● **Exercise prompt**
Please print every record below exactly as it appears.

╭─ Supplied records

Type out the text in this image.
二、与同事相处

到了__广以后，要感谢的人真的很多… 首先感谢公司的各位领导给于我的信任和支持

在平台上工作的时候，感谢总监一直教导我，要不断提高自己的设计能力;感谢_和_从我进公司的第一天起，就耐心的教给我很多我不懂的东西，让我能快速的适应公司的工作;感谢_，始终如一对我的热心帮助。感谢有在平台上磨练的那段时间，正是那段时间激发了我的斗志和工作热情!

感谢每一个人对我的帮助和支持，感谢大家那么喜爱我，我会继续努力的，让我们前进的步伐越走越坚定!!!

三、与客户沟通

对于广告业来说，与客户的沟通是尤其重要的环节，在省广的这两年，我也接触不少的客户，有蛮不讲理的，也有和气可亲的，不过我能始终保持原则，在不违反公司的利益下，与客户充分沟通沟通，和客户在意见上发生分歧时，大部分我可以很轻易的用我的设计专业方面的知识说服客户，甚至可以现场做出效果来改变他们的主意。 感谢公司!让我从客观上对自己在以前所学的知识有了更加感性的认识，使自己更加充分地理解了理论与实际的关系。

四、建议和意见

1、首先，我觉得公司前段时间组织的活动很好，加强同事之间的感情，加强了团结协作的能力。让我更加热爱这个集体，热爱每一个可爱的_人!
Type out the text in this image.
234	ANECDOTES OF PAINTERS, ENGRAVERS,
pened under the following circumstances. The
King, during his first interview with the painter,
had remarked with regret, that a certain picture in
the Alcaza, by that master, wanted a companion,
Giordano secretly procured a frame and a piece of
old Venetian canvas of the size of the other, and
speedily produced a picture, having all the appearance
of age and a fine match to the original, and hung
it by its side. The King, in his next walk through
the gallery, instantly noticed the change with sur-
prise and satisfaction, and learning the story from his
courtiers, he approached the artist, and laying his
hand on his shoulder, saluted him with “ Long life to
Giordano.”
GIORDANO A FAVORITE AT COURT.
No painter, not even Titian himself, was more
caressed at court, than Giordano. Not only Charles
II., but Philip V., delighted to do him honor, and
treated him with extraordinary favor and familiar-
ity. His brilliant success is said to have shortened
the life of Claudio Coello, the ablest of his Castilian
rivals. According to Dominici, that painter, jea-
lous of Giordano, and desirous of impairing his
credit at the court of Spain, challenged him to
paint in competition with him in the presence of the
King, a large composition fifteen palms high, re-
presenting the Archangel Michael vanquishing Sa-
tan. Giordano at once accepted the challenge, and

╰─

● **Final result**
Type out the text in this image.
二、与同事相处

到了__广以后，要感谢的人真的很多… 首先感谢公司的各位领导给于我的信任和支持

在平台上工作的时候，感谢总监一直教导我，要不断提高自己的设计能力;感谢_和_从我进公司的第一天起，就耐心的教给我很多我不懂的东西，让我能快速的适应公司的工作;感谢_，始终如一对我的热心帮助。感谢有在平台上磨练的那段时间，正是那段时间激发了我的斗志和工作热情!

感谢每一个人对我的帮助和支持，感谢大家那么喜爱我，我会继续努力的，让我们前进的步伐越走越坚定!!!

三、与客户沟通

对于广告业来说，与客户的沟通是尤其重要的环节，在省广的这两年，我也接触不少的客户，有蛮不讲理的，也有和气可亲的，不过我能始终保持原则，在不违反公司的利益下，与客户充分沟通沟通，和客户在意见上发生分歧时，大部分我可以很轻易的用我的设计专业方面的知识说服客户，甚至可以现场做出效果来改变他们的主意。 感谢公司!让我从客观上对自己在以前所学的知识有了更加感性的认识，使自己更加充分地理解了理论与实际的关系。

四、建议和意见

1、首先，我觉得公司前段时间组织的活动很好，加强同事之间的感情，加强了团结协作的能力。让我更加热爱这个集体，热爱每一个可爱的_人!
Type out the text in this image.
234	ANECDOTES OF PAINTERS, ENGRAVERS,
pened under the following circumstances. The
King, during his first interview with the painter,
had remarked with regret, that a certain picture in
the Alcaza, by that master, wanted a companion,
Giordano secretly procured a frame and a piece of
old Venetian canvas of the size of the other, and
speedily produced a picture, having all the appearance
of age and a fine match to the original, and hung
it by its side. The King, in his next walk through
the gallery, instantly noticed the change with sur-
prise and satisfaction, and learning the story from his
courtiers, he approached the artist, and laying his
hand on his shoulder, saluted him with “ Long life to
Giordano.”
GIORDANO A FAVORITE AT COURT.
No painter, not even Titian himself, was more
caressed at court, than Giordano. Not only Charles
II., but Philip V., delighted to do him honor, and
treated him with extraordinary favor and familiar-
ity. His brilliant success is said to have shortened
the life of Claudio Coello, the ablest of his Castilian
rivals. According to Dominici, that painter, jea-
lous of Giordano, and desirous of impairing his
credit at the court of Spain, challenged him to
paint in competition with him in the presence of the
King, a large composition fifteen palms high, re-
presenting the Archangel Michael vanquishing Sa-
tan. Giordano at once accepted the challenge, and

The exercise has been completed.